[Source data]

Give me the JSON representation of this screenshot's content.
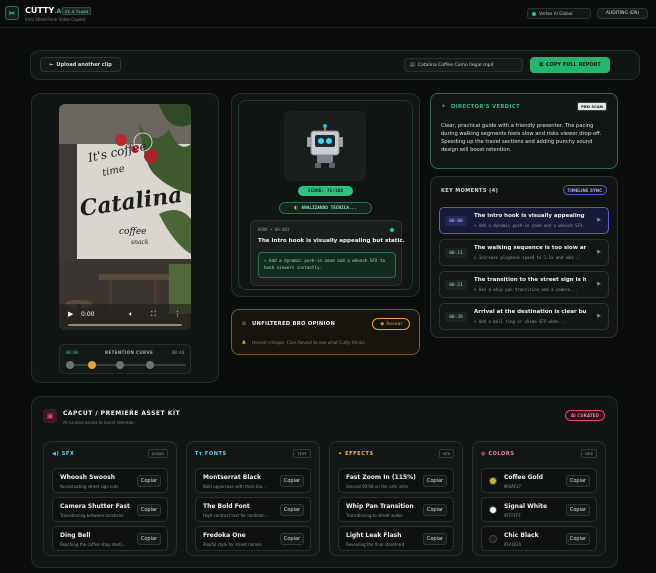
{
  "app": {
    "name": "CUTTY",
    "name_suffix": ".AI",
    "version_badge": "V3.5 FLASH",
    "tagline": "Viral Short-Form Video Copilot",
    "region": "Vertex AI Global",
    "auditing_label": "AUDITING (EN)"
  },
  "toolbar": {
    "upload_label": "Upload another clip",
    "file_name": "Catalina Coffee Como llegar.mp4",
    "copy_report_label": "COPY FULL REPORT"
  },
  "player": {
    "time": "0:00",
    "retention_label": "RETENTION CURVE",
    "retention_start": "00:00",
    "retention_end": "00:48",
    "retention_marker_fraction": 0.22
  },
  "analysis": {
    "score": "SCORE: 72/100",
    "status": "ANALIZANDO TÉCNICA...",
    "hook_label": "HOOK • 00:001",
    "hook_title": "The intro hook is visually appealing but static.",
    "hook_fix": "✎ Add a dynamic push-in zoom and a whoosh SFX to hook viewers instantly."
  },
  "opinion": {
    "title": "UNFILTERED BRO OPINION",
    "reveal_label": "Reveal",
    "text": "Honest critique. Click Reveal to see what Cutty thinks."
  },
  "verdict": {
    "title": "DIRECTOR'S VERDICT",
    "badge": "PRO SCAN",
    "text": "Clear, practical guide with a friendly presenter. The pacing during walking segments feels slow and risks viewer drop-off. Speeding up the travel sections and adding punchy sound design will boost retention."
  },
  "moments": {
    "title": "KEY MOMENTS (4)",
    "badge": "TIMELINE SYNC",
    "items": [
      {
        "time": "00:00",
        "title": "The intro hook is visually appealing but...",
        "sub": "✎ Add a dynamic push-in zoom and a whoosh SFX..."
      },
      {
        "time": "00:11",
        "title": "The walking sequence is too slow and lac...",
        "sub": "✎ Increase playback speed to 1.5x and add..."
      },
      {
        "time": "00:21",
        "title": "The transition to the street sign is helpful...",
        "sub": "✎ Use a whip pan transition and a camera..."
      },
      {
        "time": "00:39",
        "title": "Arrival at the destination is clear but nee...",
        "sub": "✎ Add a bell ring or chime SFX when..."
      }
    ]
  },
  "kit": {
    "title": "CAPCUT / PREMIERE ASSET KIT",
    "subtitle": "AI curated assets to boost retention",
    "badge": "AI CURATED",
    "copy_label": "Copiar",
    "columns": [
      {
        "title": "SFX",
        "badge": "AUDIO",
        "color": "#5fd3f0",
        "items": [
          {
            "name": "Whoosh Swoosh",
            "sub": "Accentuating street sign cuts"
          },
          {
            "name": "Camera Shutter Fast",
            "sub": "Transitioning between locations"
          },
          {
            "name": "Ding Bell",
            "sub": "Reaching the coffee shop desti..."
          }
        ]
      },
      {
        "title": "FONTS",
        "badge": "TEXT",
        "color": "#5fd3f0",
        "items": [
          {
            "name": "Montserrat Black",
            "sub": "Bold uppercase with thick bla..."
          },
          {
            "name": "The Bold Font",
            "sub": "High-contrast text for landmar..."
          },
          {
            "name": "Fredoka One",
            "sub": "Playful style for street names"
          }
        ]
      },
      {
        "title": "EFFECTS",
        "badge": "VFX",
        "color": "#f2b84b",
        "items": [
          {
            "name": "Fast Zoom In (115%)",
            "sub": "Second 00:08 on the cafe intro"
          },
          {
            "name": "Whip Pan Transition",
            "sub": "Transitioning to street walks"
          },
          {
            "name": "Light Leak Flash",
            "sub": "Revealing the final storefront"
          }
        ]
      },
      {
        "title": "COLORS",
        "badge": "HEX",
        "color": "#f07fa0",
        "items": [
          {
            "name": "Coffee Gold",
            "sub": "#D4AF37",
            "swatch": "#D4AF37"
          },
          {
            "name": "Signal White",
            "sub": "#FFFFFF",
            "swatch": "#FFFFFF"
          },
          {
            "name": "Chic Black",
            "sub": "#1A1A1A",
            "swatch": "#1A1A1A"
          }
        ]
      }
    ]
  },
  "colors": {
    "accent_green": "#2ec27e",
    "accent_indigo": "#5b5bd6",
    "accent_orange": "#e8a33a",
    "accent_pink": "#e0447a"
  }
}
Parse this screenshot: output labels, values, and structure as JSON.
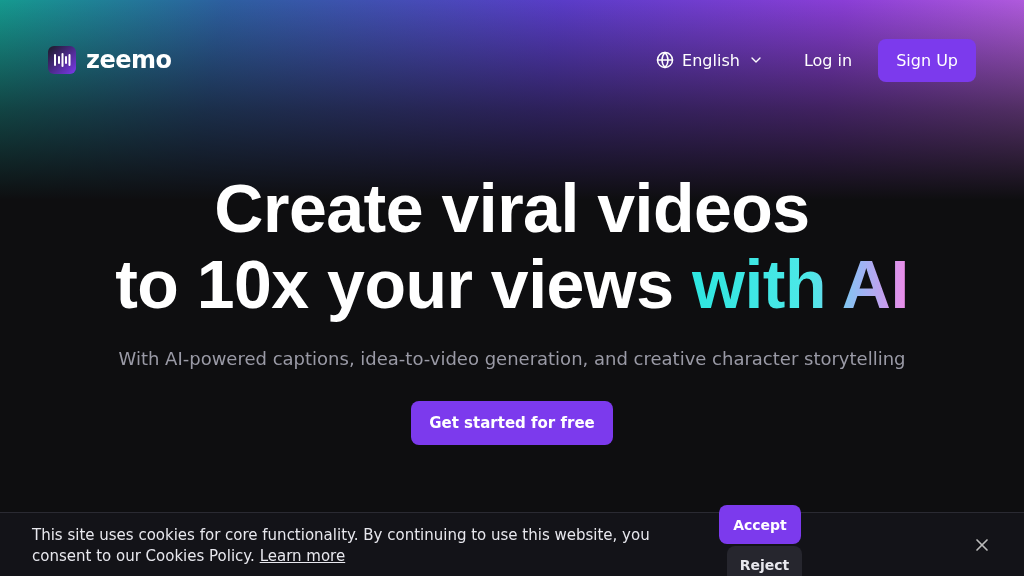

**WHAT TO WORK ON**: Working through the records, copy each line in which the word "this" appears.

**YOUR RESPONSE**:
Give me the JSON representation of this screenshot's content.
Parse this screenshot: output labels, values, and structure as JSON.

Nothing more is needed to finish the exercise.